### Work required
Leave out the pictures and restate the rest of the data exactly.

[begin Provided data]

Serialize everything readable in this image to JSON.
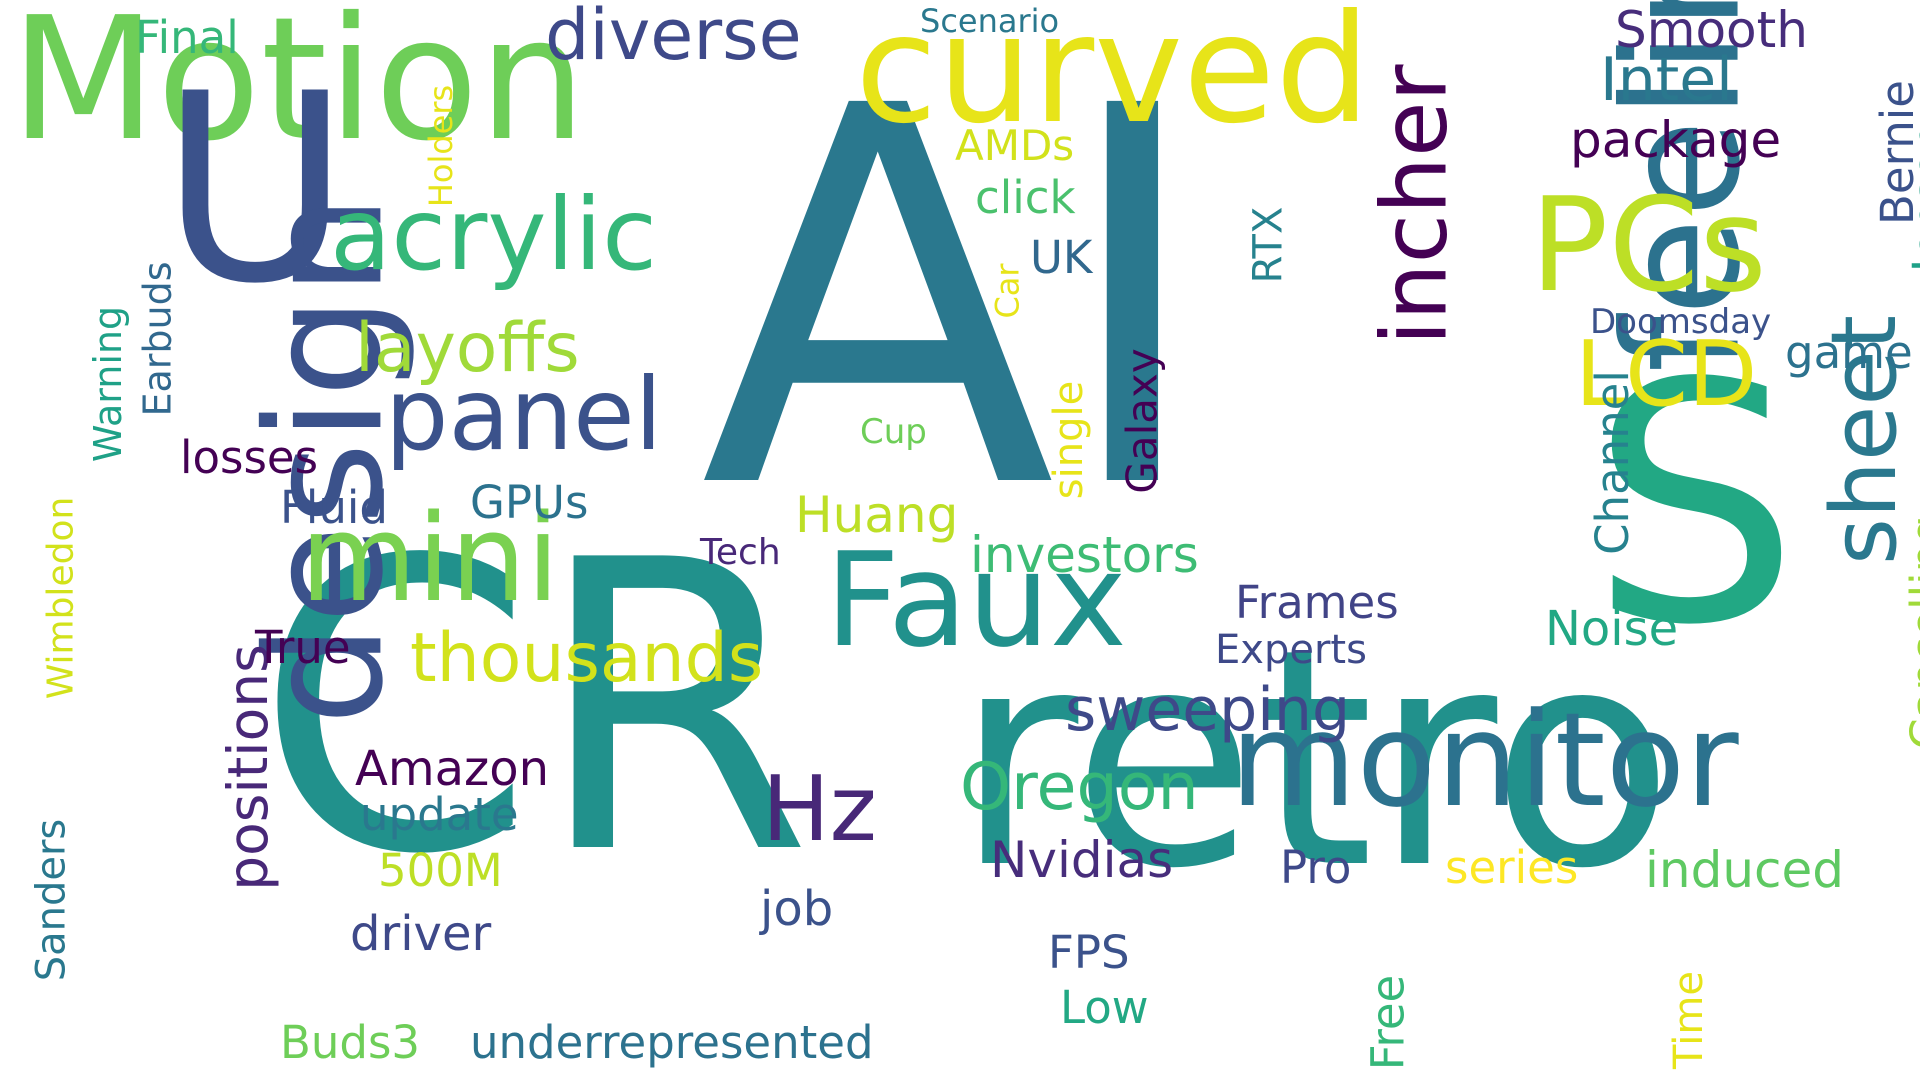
{
  "words": [
    {
      "id": "ai",
      "text": "AI",
      "color": "#2a788e"
    },
    {
      "id": "cr",
      "text": "CR",
      "color": "#21918c"
    },
    {
      "id": "retro",
      "text": "retro",
      "color": "#21918c"
    },
    {
      "id": "motion",
      "text": "Motion",
      "color": "#6ece58"
    },
    {
      "id": "u",
      "text": "U",
      "color": "#3b528b"
    },
    {
      "id": "s",
      "text": "S",
      "color": "#22a884"
    },
    {
      "id": "curved",
      "text": "curved",
      "color": "#e7e419"
    },
    {
      "id": "design",
      "text": "design",
      "color": "#3b528b"
    },
    {
      "id": "feeling",
      "text": "feeling",
      "color": "#2c728e"
    },
    {
      "id": "monitor",
      "text": "monitor",
      "color": "#2c728e"
    },
    {
      "id": "faux",
      "text": "Faux",
      "color": "#21918c"
    },
    {
      "id": "mini",
      "text": "mini",
      "color": "#7ad151"
    },
    {
      "id": "acrylic",
      "text": "acrylic",
      "color": "#35b779"
    },
    {
      "id": "pcs",
      "text": "PCs",
      "color": "#bddf26"
    },
    {
      "id": "panel",
      "text": "panel",
      "color": "#3b528b"
    },
    {
      "id": "incher",
      "text": "incher",
      "color": "#440154"
    },
    {
      "id": "sheet",
      "text": "sheet",
      "color": "#2a788e"
    },
    {
      "id": "lcd",
      "text": "LCD",
      "color": "#e7e419"
    },
    {
      "id": "hz",
      "text": "Hz",
      "color": "#482878"
    },
    {
      "id": "diverse",
      "text": "diverse",
      "color": "#3e4989"
    },
    {
      "id": "intel",
      "text": "Intel",
      "color": "#2a788e"
    },
    {
      "id": "smooth",
      "text": "Smooth",
      "color": "#472d7b"
    },
    {
      "id": "package",
      "text": "package",
      "color": "#440154"
    },
    {
      "id": "layoffs",
      "text": "layoffs",
      "color": "#a0da39"
    },
    {
      "id": "thousands",
      "text": "thousands",
      "color": "#d2e21b"
    },
    {
      "id": "sweeping",
      "text": "sweeping",
      "color": "#3e4989"
    },
    {
      "id": "oregon",
      "text": "Oregon",
      "color": "#35b779"
    },
    {
      "id": "positions",
      "text": "positions",
      "color": "#482878"
    },
    {
      "id": "bernie",
      "text": "Bernie",
      "color": "#3b528b"
    },
    {
      "id": "jensen",
      "text": "Jensen",
      "color": "#1fa187"
    },
    {
      "id": "final",
      "text": "Final",
      "color": "#35b779"
    },
    {
      "id": "scenario",
      "text": "Scenario",
      "color": "#2a788e"
    },
    {
      "id": "amds",
      "text": "AMDs",
      "color": "#d2e21b"
    },
    {
      "id": "click",
      "text": "click",
      "color": "#4ac16d"
    },
    {
      "id": "uk",
      "text": "UK",
      "color": "#31688e"
    },
    {
      "id": "rtx",
      "text": "RTX",
      "color": "#26828e"
    },
    {
      "id": "holders",
      "text": "Holders",
      "color": "#e7e419"
    },
    {
      "id": "car",
      "text": "Car",
      "color": "#e7e419"
    },
    {
      "id": "doomsday",
      "text": "Doomsday",
      "color": "#3b528b"
    },
    {
      "id": "game",
      "text": "game",
      "color": "#2c728e"
    },
    {
      "id": "galaxy",
      "text": "Galaxy",
      "color": "#440154"
    },
    {
      "id": "single",
      "text": "single",
      "color": "#e7e419"
    },
    {
      "id": "cup",
      "text": "Cup",
      "color": "#6ece58"
    },
    {
      "id": "channel",
      "text": "Channel",
      "color": "#26828e"
    },
    {
      "id": "cancelling",
      "text": "Cancelling",
      "color": "#a0da39"
    },
    {
      "id": "warning",
      "text": "Warning",
      "color": "#1fa187"
    },
    {
      "id": "earbuds",
      "text": "Earbuds",
      "color": "#31688e"
    },
    {
      "id": "wimbledon",
      "text": "Wimbledon",
      "color": "#d2e21b"
    },
    {
      "id": "losses",
      "text": "losses",
      "color": "#440154"
    },
    {
      "id": "fluid",
      "text": "Fluid",
      "color": "#3b528b"
    },
    {
      "id": "gpus",
      "text": "GPUs",
      "color": "#2c728e"
    },
    {
      "id": "tech",
      "text": "Tech",
      "color": "#482878"
    },
    {
      "id": "huang",
      "text": "Huang",
      "color": "#bddf26"
    },
    {
      "id": "investors",
      "text": "investors",
      "color": "#3dbc74"
    },
    {
      "id": "frames",
      "text": "Frames",
      "color": "#414487"
    },
    {
      "id": "experts",
      "text": "Experts",
      "color": "#3e4989"
    },
    {
      "id": "noise",
      "text": "Noise",
      "color": "#22a884"
    },
    {
      "id": "true",
      "text": "True",
      "color": "#440154"
    },
    {
      "id": "amazon",
      "text": "Amazon",
      "color": "#440154"
    },
    {
      "id": "update",
      "text": "update",
      "color": "#2a788e"
    },
    {
      "id": "500m",
      "text": "500M",
      "color": "#bddf26"
    },
    {
      "id": "nvidias",
      "text": "Nvidias",
      "color": "#472d7b"
    },
    {
      "id": "pro",
      "text": "Pro",
      "color": "#3e4989"
    },
    {
      "id": "series",
      "text": "series",
      "color": "#fde725"
    },
    {
      "id": "induced",
      "text": "induced",
      "color": "#5ec962"
    },
    {
      "id": "job",
      "text": "job",
      "color": "#3b528b"
    },
    {
      "id": "driver",
      "text": "driver",
      "color": "#3e4989"
    },
    {
      "id": "fps",
      "text": "FPS",
      "color": "#3b528b"
    },
    {
      "id": "low",
      "text": "Low",
      "color": "#22a884"
    },
    {
      "id": "free",
      "text": "Free",
      "color": "#35b779"
    },
    {
      "id": "time",
      "text": "Time",
      "color": "#e7e419"
    },
    {
      "id": "sanders",
      "text": "Sanders",
      "color": "#2a788e"
    },
    {
      "id": "buds3",
      "text": "Buds3",
      "color": "#6ece58"
    },
    {
      "id": "underrepresented",
      "text": "underrepresented",
      "color": "#2c728e"
    }
  ]
}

[end Provided data]

### Exercise answer
Serialize everything readable in this image to JSON.
{
  "words": [
    {
      "id": "ai",
      "text": "AI",
      "color": "#2a788e"
    },
    {
      "id": "cr",
      "text": "CR",
      "color": "#21918c"
    },
    {
      "id": "retro",
      "text": "retro",
      "color": "#21918c"
    },
    {
      "id": "motion",
      "text": "Motion",
      "color": "#6ece58"
    },
    {
      "id": "u",
      "text": "U",
      "color": "#3b528b"
    },
    {
      "id": "s",
      "text": "S",
      "color": "#22a884"
    },
    {
      "id": "curved",
      "text": "curved",
      "color": "#e7e419"
    },
    {
      "id": "design",
      "text": "design",
      "color": "#3b528b"
    },
    {
      "id": "feeling",
      "text": "feeling",
      "color": "#2c728e"
    },
    {
      "id": "monitor",
      "text": "monitor",
      "color": "#2c728e"
    },
    {
      "id": "faux",
      "text": "Faux",
      "color": "#21918c"
    },
    {
      "id": "mini",
      "text": "mini",
      "color": "#7ad151"
    },
    {
      "id": "acrylic",
      "text": "acrylic",
      "color": "#35b779"
    },
    {
      "id": "pcs",
      "text": "PCs",
      "color": "#bddf26"
    },
    {
      "id": "panel",
      "text": "panel",
      "color": "#3b528b"
    },
    {
      "id": "incher",
      "text": "incher",
      "color": "#440154"
    },
    {
      "id": "sheet",
      "text": "sheet",
      "color": "#2a788e"
    },
    {
      "id": "lcd",
      "text": "LCD",
      "color": "#e7e419"
    },
    {
      "id": "hz",
      "text": "Hz",
      "color": "#482878"
    },
    {
      "id": "diverse",
      "text": "diverse",
      "color": "#3e4989"
    },
    {
      "id": "intel",
      "text": "Intel",
      "color": "#2a788e"
    },
    {
      "id": "smooth",
      "text": "Smooth",
      "color": "#472d7b"
    },
    {
      "id": "package",
      "text": "package",
      "color": "#440154"
    },
    {
      "id": "layoffs",
      "text": "layoffs",
      "color": "#a0da39"
    },
    {
      "id": "thousands",
      "text": "thousands",
      "color": "#d2e21b"
    },
    {
      "id": "sweeping",
      "text": "sweeping",
      "color": "#3e4989"
    },
    {
      "id": "oregon",
      "text": "Oregon",
      "color": "#35b779"
    },
    {
      "id": "positions",
      "text": "positions",
      "color": "#482878"
    },
    {
      "id": "bernie",
      "text": "Bernie",
      "color": "#3b528b"
    },
    {
      "id": "jensen",
      "text": "Jensen",
      "color": "#1fa187"
    },
    {
      "id": "final",
      "text": "Final",
      "color": "#35b779"
    },
    {
      "id": "scenario",
      "text": "Scenario",
      "color": "#2a788e"
    },
    {
      "id": "amds",
      "text": "AMDs",
      "color": "#d2e21b"
    },
    {
      "id": "click",
      "text": "click",
      "color": "#4ac16d"
    },
    {
      "id": "uk",
      "text": "UK",
      "color": "#31688e"
    },
    {
      "id": "rtx",
      "text": "RTX",
      "color": "#26828e"
    },
    {
      "id": "holders",
      "text": "Holders",
      "color": "#e7e419"
    },
    {
      "id": "car",
      "text": "Car",
      "color": "#e7e419"
    },
    {
      "id": "doomsday",
      "text": "Doomsday",
      "color": "#3b528b"
    },
    {
      "id": "game",
      "text": "game",
      "color": "#2c728e"
    },
    {
      "id": "galaxy",
      "text": "Galaxy",
      "color": "#440154"
    },
    {
      "id": "single",
      "text": "single",
      "color": "#e7e419"
    },
    {
      "id": "cup",
      "text": "Cup",
      "color": "#6ece58"
    },
    {
      "id": "channel",
      "text": "Channel",
      "color": "#26828e"
    },
    {
      "id": "cancelling",
      "text": "Cancelling",
      "color": "#a0da39"
    },
    {
      "id": "warning",
      "text": "Warning",
      "color": "#1fa187"
    },
    {
      "id": "earbuds",
      "text": "Earbuds",
      "color": "#31688e"
    },
    {
      "id": "wimbledon",
      "text": "Wimbledon",
      "color": "#d2e21b"
    },
    {
      "id": "losses",
      "text": "losses",
      "color": "#440154"
    },
    {
      "id": "fluid",
      "text": "Fluid",
      "color": "#3b528b"
    },
    {
      "id": "gpus",
      "text": "GPUs",
      "color": "#2c728e"
    },
    {
      "id": "tech",
      "text": "Tech",
      "color": "#482878"
    },
    {
      "id": "huang",
      "text": "Huang",
      "color": "#bddf26"
    },
    {
      "id": "investors",
      "text": "investors",
      "color": "#3dbc74"
    },
    {
      "id": "frames",
      "text": "Frames",
      "color": "#414487"
    },
    {
      "id": "experts",
      "text": "Experts",
      "color": "#3e4989"
    },
    {
      "id": "noise",
      "text": "Noise",
      "color": "#22a884"
    },
    {
      "id": "true",
      "text": "True",
      "color": "#440154"
    },
    {
      "id": "amazon",
      "text": "Amazon",
      "color": "#440154"
    },
    {
      "id": "update",
      "text": "update",
      "color": "#2a788e"
    },
    {
      "id": "500m",
      "text": "500M",
      "color": "#bddf26"
    },
    {
      "id": "nvidias",
      "text": "Nvidias",
      "color": "#472d7b"
    },
    {
      "id": "pro",
      "text": "Pro",
      "color": "#3e4989"
    },
    {
      "id": "series",
      "text": "series",
      "color": "#fde725"
    },
    {
      "id": "induced",
      "text": "induced",
      "color": "#5ec962"
    },
    {
      "id": "job",
      "text": "job",
      "color": "#3b528b"
    },
    {
      "id": "driver",
      "text": "driver",
      "color": "#3e4989"
    },
    {
      "id": "fps",
      "text": "FPS",
      "color": "#3b528b"
    },
    {
      "id": "low",
      "text": "Low",
      "color": "#22a884"
    },
    {
      "id": "free",
      "text": "Free",
      "color": "#35b779"
    },
    {
      "id": "time",
      "text": "Time",
      "color": "#e7e419"
    },
    {
      "id": "sanders",
      "text": "Sanders",
      "color": "#2a788e"
    },
    {
      "id": "buds3",
      "text": "Buds3",
      "color": "#6ece58"
    },
    {
      "id": "underrepresented",
      "text": "underrepresented",
      "color": "#2c728e"
    }
  ]
}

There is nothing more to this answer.